(Collected data)
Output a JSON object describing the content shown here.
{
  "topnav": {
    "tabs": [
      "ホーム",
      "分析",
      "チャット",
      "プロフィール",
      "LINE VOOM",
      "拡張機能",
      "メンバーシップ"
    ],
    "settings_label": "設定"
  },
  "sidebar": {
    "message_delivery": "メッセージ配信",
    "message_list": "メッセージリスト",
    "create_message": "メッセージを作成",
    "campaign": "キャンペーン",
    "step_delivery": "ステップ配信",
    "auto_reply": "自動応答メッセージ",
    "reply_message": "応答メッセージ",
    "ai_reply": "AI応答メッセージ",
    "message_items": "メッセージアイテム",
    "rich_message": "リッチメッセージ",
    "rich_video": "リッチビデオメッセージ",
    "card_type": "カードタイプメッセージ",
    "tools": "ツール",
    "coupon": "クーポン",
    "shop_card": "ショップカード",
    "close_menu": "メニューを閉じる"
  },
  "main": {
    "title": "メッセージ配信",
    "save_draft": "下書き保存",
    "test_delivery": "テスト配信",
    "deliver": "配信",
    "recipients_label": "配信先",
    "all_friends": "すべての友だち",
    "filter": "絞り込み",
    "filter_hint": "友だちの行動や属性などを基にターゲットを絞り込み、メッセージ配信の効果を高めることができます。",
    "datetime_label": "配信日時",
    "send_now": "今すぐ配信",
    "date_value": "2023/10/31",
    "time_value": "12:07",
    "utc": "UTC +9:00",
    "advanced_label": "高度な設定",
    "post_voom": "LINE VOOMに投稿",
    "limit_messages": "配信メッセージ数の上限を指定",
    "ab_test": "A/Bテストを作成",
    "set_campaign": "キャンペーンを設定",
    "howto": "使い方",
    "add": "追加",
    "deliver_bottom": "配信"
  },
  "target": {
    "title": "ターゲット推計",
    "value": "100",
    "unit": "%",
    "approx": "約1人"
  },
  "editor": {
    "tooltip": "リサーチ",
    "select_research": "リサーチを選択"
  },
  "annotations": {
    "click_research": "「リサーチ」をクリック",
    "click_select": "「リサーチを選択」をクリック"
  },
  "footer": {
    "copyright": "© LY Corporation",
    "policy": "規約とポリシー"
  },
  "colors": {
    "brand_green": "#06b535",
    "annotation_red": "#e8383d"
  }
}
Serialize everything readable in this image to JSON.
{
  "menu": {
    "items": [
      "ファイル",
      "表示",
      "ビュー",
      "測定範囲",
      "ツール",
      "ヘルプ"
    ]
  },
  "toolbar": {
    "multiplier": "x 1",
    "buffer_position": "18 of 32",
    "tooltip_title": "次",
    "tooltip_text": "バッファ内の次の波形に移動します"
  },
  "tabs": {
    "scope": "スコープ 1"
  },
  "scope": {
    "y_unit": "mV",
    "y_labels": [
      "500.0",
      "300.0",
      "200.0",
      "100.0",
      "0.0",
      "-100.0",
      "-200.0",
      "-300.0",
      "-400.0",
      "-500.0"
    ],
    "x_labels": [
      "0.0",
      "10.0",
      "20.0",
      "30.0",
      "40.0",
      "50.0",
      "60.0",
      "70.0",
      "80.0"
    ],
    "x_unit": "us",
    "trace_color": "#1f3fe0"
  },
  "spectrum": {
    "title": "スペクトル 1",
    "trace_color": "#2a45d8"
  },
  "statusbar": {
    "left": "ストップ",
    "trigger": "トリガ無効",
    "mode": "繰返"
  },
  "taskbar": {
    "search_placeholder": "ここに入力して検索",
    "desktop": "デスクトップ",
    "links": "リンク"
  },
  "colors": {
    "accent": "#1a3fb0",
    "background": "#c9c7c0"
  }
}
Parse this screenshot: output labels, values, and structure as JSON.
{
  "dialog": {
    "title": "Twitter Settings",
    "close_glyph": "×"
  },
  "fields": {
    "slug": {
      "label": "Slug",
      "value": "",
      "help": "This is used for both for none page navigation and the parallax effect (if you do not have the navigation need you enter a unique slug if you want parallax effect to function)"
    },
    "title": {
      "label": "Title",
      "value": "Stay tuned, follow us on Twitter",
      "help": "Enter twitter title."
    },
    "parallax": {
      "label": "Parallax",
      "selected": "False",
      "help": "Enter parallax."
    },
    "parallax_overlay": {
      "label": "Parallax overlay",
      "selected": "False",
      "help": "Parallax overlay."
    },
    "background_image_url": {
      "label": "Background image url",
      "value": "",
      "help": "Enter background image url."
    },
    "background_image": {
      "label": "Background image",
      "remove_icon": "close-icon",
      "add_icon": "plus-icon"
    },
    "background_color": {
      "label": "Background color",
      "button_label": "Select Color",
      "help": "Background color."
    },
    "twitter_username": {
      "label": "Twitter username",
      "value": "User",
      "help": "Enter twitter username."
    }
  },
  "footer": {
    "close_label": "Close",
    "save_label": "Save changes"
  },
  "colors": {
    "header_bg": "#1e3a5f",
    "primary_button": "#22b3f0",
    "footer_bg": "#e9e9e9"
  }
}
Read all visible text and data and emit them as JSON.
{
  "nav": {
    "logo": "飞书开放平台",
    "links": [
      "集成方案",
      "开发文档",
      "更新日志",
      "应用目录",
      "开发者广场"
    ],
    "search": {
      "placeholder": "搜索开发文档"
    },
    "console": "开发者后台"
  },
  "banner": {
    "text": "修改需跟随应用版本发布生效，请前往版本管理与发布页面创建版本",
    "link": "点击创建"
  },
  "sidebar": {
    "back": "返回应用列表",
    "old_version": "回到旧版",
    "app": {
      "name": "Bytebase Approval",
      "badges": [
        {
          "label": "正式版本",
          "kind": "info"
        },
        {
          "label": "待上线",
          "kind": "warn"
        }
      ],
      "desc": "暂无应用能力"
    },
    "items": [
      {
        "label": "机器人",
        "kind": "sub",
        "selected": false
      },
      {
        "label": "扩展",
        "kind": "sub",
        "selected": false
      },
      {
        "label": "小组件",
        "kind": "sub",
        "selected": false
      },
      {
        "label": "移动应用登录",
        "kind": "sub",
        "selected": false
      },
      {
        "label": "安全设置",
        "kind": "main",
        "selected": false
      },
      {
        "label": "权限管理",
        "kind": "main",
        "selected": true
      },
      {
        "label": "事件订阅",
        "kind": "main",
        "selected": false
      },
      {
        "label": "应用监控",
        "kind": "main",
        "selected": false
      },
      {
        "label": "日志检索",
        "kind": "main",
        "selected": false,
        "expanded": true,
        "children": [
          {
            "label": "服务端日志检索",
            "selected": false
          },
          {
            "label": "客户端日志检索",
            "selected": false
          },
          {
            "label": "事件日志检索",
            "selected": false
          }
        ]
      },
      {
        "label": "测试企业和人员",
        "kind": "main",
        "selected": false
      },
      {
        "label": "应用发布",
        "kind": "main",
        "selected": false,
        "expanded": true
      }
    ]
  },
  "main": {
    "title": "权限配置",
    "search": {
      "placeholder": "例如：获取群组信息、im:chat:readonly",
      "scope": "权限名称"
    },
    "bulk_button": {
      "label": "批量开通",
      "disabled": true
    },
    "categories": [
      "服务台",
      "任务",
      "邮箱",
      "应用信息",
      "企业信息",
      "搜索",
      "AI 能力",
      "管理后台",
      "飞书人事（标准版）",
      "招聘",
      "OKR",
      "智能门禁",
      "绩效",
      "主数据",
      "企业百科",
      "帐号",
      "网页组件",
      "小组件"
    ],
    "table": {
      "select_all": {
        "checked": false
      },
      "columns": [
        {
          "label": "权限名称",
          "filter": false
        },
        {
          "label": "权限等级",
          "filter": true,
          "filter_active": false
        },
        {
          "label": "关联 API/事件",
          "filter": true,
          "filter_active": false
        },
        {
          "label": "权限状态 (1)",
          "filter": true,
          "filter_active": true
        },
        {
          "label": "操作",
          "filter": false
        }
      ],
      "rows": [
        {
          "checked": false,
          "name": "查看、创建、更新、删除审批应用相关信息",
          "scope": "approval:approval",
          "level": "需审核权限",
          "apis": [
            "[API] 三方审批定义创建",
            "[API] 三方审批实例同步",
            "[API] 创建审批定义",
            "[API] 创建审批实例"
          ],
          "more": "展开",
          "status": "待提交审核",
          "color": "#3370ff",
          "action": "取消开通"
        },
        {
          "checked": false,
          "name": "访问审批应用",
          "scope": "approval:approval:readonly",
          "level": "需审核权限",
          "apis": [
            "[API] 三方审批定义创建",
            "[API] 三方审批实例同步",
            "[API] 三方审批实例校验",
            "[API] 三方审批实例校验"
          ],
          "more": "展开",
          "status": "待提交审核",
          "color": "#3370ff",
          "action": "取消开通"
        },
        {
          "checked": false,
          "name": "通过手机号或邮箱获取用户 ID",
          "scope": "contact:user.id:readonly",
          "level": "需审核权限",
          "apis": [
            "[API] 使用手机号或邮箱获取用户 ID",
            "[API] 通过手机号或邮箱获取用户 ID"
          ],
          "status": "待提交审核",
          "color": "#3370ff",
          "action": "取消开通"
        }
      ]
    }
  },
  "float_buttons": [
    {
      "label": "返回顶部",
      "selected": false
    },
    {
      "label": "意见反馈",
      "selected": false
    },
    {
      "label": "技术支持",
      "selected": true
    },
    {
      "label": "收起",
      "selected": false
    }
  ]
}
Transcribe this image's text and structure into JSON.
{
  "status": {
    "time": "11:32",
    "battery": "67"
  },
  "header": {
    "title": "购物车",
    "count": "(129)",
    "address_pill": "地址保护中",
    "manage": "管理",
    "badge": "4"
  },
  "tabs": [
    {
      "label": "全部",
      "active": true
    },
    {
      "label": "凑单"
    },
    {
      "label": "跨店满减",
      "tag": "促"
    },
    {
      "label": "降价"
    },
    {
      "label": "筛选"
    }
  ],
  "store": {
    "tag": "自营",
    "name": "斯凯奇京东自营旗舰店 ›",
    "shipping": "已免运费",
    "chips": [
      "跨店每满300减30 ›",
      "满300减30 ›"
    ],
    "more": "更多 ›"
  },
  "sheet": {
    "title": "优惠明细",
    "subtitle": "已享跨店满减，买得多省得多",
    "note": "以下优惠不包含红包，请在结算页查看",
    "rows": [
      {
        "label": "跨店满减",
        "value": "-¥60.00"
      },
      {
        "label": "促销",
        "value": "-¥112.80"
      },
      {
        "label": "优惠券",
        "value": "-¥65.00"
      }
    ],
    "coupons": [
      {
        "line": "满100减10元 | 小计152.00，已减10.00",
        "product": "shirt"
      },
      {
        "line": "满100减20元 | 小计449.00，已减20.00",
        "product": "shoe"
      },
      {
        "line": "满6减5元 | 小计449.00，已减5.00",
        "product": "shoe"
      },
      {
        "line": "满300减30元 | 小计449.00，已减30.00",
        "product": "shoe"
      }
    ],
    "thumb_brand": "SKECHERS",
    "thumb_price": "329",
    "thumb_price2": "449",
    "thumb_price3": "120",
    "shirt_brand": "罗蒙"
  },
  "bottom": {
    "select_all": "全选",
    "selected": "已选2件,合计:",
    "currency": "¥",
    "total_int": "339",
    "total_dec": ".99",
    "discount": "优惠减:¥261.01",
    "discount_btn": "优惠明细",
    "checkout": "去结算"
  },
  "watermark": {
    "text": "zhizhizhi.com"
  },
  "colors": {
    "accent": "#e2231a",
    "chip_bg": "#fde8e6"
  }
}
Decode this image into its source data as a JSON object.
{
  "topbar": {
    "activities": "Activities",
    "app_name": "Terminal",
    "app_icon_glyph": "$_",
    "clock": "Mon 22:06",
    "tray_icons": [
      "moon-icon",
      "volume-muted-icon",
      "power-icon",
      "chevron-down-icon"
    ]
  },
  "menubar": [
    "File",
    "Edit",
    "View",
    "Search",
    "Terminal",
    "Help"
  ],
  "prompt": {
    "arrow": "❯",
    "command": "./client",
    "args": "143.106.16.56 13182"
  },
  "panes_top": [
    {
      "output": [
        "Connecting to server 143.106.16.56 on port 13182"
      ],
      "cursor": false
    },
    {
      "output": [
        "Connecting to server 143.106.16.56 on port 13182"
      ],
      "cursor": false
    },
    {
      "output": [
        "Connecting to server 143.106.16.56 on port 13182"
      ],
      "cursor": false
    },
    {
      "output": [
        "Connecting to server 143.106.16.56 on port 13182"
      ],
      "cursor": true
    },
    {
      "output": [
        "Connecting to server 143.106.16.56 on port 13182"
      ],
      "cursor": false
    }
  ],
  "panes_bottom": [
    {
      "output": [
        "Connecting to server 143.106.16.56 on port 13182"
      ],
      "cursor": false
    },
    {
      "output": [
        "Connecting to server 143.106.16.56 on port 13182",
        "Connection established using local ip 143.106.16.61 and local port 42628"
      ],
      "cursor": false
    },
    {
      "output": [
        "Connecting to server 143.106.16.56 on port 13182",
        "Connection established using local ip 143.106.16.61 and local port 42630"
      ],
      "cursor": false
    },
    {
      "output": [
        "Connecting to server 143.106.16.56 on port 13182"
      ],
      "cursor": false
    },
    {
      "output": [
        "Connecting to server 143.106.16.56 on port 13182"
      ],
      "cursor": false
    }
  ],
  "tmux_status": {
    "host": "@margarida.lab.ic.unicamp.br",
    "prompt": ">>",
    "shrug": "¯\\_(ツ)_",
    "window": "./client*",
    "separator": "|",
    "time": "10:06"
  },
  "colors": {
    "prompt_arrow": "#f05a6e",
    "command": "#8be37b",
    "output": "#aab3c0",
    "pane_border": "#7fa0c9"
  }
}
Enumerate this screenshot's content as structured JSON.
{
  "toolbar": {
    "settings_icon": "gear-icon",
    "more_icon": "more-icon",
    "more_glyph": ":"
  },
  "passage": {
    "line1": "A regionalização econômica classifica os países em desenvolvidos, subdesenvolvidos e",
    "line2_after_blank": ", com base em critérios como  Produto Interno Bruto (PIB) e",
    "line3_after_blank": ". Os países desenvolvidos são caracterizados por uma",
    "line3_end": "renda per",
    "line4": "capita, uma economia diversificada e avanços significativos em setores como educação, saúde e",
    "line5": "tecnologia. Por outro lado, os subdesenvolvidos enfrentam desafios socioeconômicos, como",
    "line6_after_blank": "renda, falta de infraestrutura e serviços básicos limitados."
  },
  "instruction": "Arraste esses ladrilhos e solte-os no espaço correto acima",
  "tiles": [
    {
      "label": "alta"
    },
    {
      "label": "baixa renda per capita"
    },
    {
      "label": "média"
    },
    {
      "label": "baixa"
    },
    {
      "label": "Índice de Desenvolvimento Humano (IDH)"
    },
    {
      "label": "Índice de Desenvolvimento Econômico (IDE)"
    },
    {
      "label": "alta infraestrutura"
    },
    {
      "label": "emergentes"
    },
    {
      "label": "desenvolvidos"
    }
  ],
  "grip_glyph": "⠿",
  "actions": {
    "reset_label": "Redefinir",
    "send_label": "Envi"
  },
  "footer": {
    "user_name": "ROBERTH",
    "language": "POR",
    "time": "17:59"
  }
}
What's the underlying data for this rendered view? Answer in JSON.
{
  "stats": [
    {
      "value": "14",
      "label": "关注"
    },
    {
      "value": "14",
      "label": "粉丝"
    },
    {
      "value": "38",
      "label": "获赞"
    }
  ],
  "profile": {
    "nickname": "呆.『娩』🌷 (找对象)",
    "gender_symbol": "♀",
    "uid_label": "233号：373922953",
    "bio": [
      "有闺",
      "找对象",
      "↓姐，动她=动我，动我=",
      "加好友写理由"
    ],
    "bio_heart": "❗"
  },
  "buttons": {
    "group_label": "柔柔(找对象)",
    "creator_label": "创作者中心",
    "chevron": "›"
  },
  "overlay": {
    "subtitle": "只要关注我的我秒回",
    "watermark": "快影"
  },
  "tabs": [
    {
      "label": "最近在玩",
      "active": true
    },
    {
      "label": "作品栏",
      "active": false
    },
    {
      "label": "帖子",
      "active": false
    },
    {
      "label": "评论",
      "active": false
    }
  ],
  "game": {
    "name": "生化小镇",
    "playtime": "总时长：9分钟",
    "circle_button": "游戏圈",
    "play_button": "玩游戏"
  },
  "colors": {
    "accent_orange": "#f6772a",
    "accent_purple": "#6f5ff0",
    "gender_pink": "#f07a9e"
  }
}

## Prompt
Isolate the lines above that contain the word "readonly" and copy them.

## Solution below
      "placeholder": "例如：获取群组信息、im:chat:readonly",
          "scope": "approval:approval:readonly",
          "scope": "contact:user.id:readonly",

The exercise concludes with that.